*** Tekstfragment ***
Kulturele integratie Vlaanderen-Nederland: geen anachronisme
1. Wie over buitenlands beleid spreekt bedoelt bijna altijd politiek beleid (b.v. Verenigde Naties, andere internationale organisaties en forums, veiligheidsvraagstukken als defensie en ontwapening) dan wel ekonomisch beleid (export, wereldeconomie, werkloosheid, migratie, ontwikkelingssamenwerking).
Op afstand volgt het kultuurbeleid (verdragen, diplomatieke aktiviteiten, herdenkingen, presentaties, uitwisselingen, internationaal beleid).
2. In het internationale verkeer treedt de staat als zodanig in kontakt met andere staten: hij is subjekt van volkenrecht. Het maken van het buitenland beleid gaat de staat aan. Het is een voorrecht van de regering, bij ons gekontroleerd door een volksvertegenwoordiging. In die zin kan men echter de Nederlandse regering en de Vlaamse deelregering niet in dezelfde rij plaatsen.
Nederland maakt als lid-staat deel uit van de Verenigde Naties, van de Europese Gemeenschap, van de Noord-Atlantische Verdragsorganisatie, van de Raad van Europa, enzovoorts. Vlaanderen daarentegen niet. Nog niet, hoor ik enkelen zeggen. Dus nù niet. Dat legt beperkingen op als het gaat om buitenlands beleid.
Het Vlaamse buitenlands beleid wordt, voor zoveel het van doen heeft met de Staat-tot-Staat-relatie, altijd ingekaderd, ingeklemd en bepaald door het Belgische buitenlandse beleid. De Belgische minister van Buitenlandse Zaken blijft de sleutelfiguur.
Momenteel bestaat daaromtrent echter wel een controverse tussen de centrale regering en de gewesten gemeenschapsregeringen, ingevolge het feit dat de grondwetswijziging van 1970-71 de verantwoordelijkheid voor het cultuurbeleid, met inbegrip van de internationale culturele samenwerking heeft overgedragen aan de Gemeenschappen, de Vlaamse en de Franstalige. De beide Gemeenschappen stellen dat zij beschikken over ‘internationale rechtspersoonlijkheid’ en dat zij derhalve bevoegd zijn om in de toekomst zelf culturele akkoorden te sluiten en te ondertekenen. De centrale regering blijft echter deze bevoegdheid nog altijd voor zich opeisen. Zij hoopt daaromtrent zo spoedig mogelijk een vergelijk te kunnen vinden met de deelregeringen. Ondertussen is het Commissariaat-Generaal voor de Internationale Culturele Samenwerking van de Vlaamse Gemeenschap, opgericht bij decreet van 8 juli 1980, op 1 juli 1982 eindelijk operationeel geworden. Wij staan hier dus nog aan het begin van een ontwikkeling.
***
→ Opdracht 1: Vertaal de volgende zin uit het tekstfragment over culturele integratie tussen Vlaanderen en Nederland in het Engels: "Nederland maakt als lid-staat deel uit van de Verenigde Naties, van de Europese Gemeenschap, van de Noord-Atlantische Verdragsorganisatie, van de Raad van Europa, enzovoorts."
*** De invoer ***
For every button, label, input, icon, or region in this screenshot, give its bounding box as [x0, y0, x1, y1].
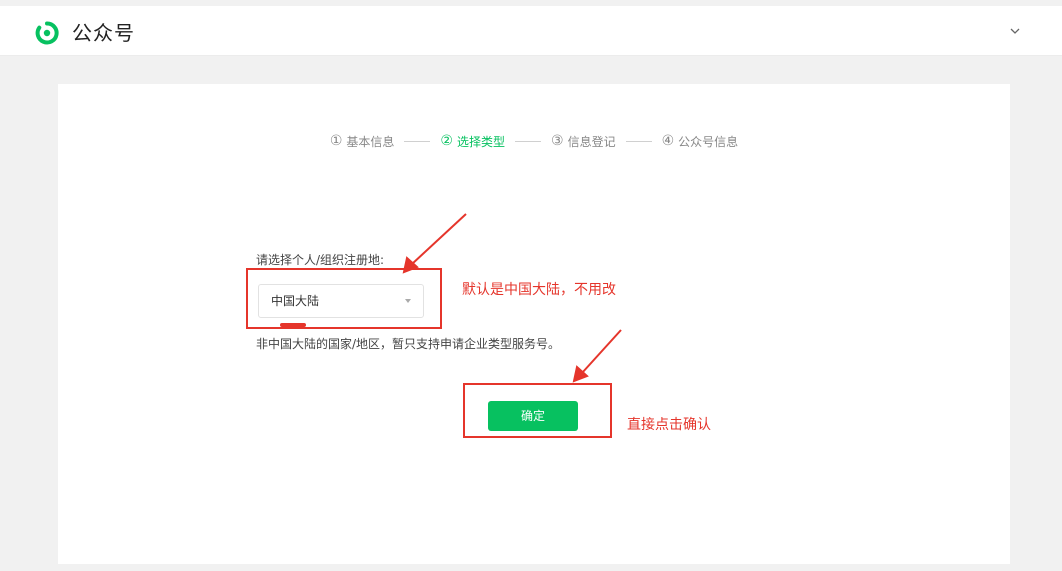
wechat-official-account-logo-icon[interactable] — [35, 21, 59, 45]
annotation-underline — [280, 323, 306, 327]
region-select[interactable]: 中国大陆 — [258, 284, 424, 318]
region-hint: 非中国大陆的国家/地区，暂只支持申请企业类型服务号。 — [256, 337, 561, 351]
step-label: 基本信息 — [346, 134, 395, 149]
annotation-note-confirm: 直接点击确认 — [627, 417, 711, 433]
step-divider — [515, 140, 541, 142]
chevron-down-icon[interactable] — [1008, 24, 1022, 38]
annotation-note-region: 默认是中国大陆，不用改 — [462, 282, 616, 298]
step-label: 公众号信息 — [678, 134, 739, 149]
step-indicator: ① 基本信息 ② 选择类型 ③ 信息登记 ④ 公众号信息 — [58, 129, 1010, 153]
step-number: ① — [329, 133, 343, 149]
region-label: 请选择个人/组织注册地: — [256, 253, 385, 267]
step-number: ③ — [551, 133, 564, 149]
step-divider — [625, 140, 652, 142]
step-info-registration: ③ 信息登记 — [551, 133, 616, 150]
top-bar: 公众号 — [0, 6, 1062, 56]
step-basic-info: ① 基本信息 — [330, 133, 395, 150]
step-label: 信息登记 — [567, 134, 616, 149]
step-label: 选择类型 — [456, 134, 505, 149]
region-select-value: 中国大陆 — [271, 294, 320, 308]
step-number: ② — [440, 133, 453, 149]
step-select-type: ② 选择类型 — [440, 133, 505, 150]
caret-down-icon — [405, 299, 411, 303]
step-account-info: ④ 公众号信息 — [662, 133, 739, 150]
brand-title: 公众号 — [72, 21, 135, 45]
step-divider — [404, 140, 431, 142]
confirm-button[interactable]: 确定 — [488, 401, 578, 431]
registration-card: ① 基本信息 ② 选择类型 ③ 信息登记 ④ 公众号信息 请选择个人/组织注册地… — [58, 84, 1010, 564]
step-number: ④ — [661, 133, 675, 149]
***
→ Opdracht 2: Geef alle regels van de lijst onder De invoer weer als Markdown-tabel met de kolommen Nr en Regel, zonder lege regels. Laat de afbeeldingen daarbij weg.

→ Juiste uitkomst 1: As a member state, the Netherlands is part of the United Nations, the European Community, the North Atlantic Treaty Organization, the Council of Europe, and so on.

→ Juiste uitkomst 2:
| Nr | Regel |
|---|---|
| 1 | For every button, label, input, icon, or region in this screenshot, give its bounding box as [x0, y0, x1, y1]. |
| 2 | wechat-official-account-logo-icon[interactable] — [35, 21, 59, 45] |
| 3 | annotation-underline — [280, 323, 306, 327] |
| 4 | region-select[interactable]: 中国大陆 — [258, 284, 424, 318] |
| 5 | region-hint: 非中国大陆的国家/地区，暂只支持申请企业类型服务号。 — [256, 337, 561, 351] |
| 6 | step-label: 基本信息 — [346, 134, 395, 149] |
| 7 | annotation-note-confirm: 直接点击确认 — [627, 417, 711, 433] |
| 8 | step-divider — [515, 140, 541, 142] |
| 9 | chevron-down-icon[interactable] — [1008, 24, 1022, 38] |
| 10 | annotation-note-region: 默认是中国大陆，不用改 — [462, 282, 616, 298] |
| 11 | step-label: 公众号信息 — [678, 134, 739, 149] |
| 12 | step-indicator: ① 基本信息 ② 选择类型 ③ 信息登记 ④ 公众号信息 — [58, 129, 1010, 153] |
| 13 | step-number: ① — [329, 133, 343, 149] |
| 14 | region-label: 请选择个人/组织注册地: — [256, 253, 385, 267] |
| 15 | step-number: ③ — [551, 133, 564, 149] |
| 16 | step-divider — [625, 140, 652, 142] |
| 17 | step-info-registration: ③ 信息登记 — [551, 133, 616, 150] |
| 18 | top-bar: 公众号 — [0, 6, 1062, 56] |
| 19 | step-basic-info: ① 基本信息 — [330, 133, 395, 150] |
| 20 | step-label: 信息登记 — [567, 134, 616, 149] |
| 21 | step-label: 选择类型 — [456, 134, 505, 149] |
| 22 | region-select-value: 中国大陆 — [271, 294, 320, 308] |
| 23 | step-number: ② — [440, 133, 453, 149] |
| 24 | step-select-type: ② 选择类型 — [440, 133, 505, 150] |
| 25 | caret-down-icon — [405, 299, 411, 303] |
| 26 | step-account-info: ④ 公众号信息 — [662, 133, 739, 150] |
| 27 | brand-title: 公众号 — [72, 21, 135, 45] |
| 28 | step-divider — [404, 140, 431, 142] |
| 29 | confirm-button[interactable]: 确定 — [488, 401, 578, 431] |
| 30 | registration-card: ① 基本信息 ② 选择类型 ③ 信息登记 ④ 公众号信息 请选择个人/组织注册地… — [58, 84, 1010, 564] |
| 31 | step-number: ④ — [661, 133, 675, 149] |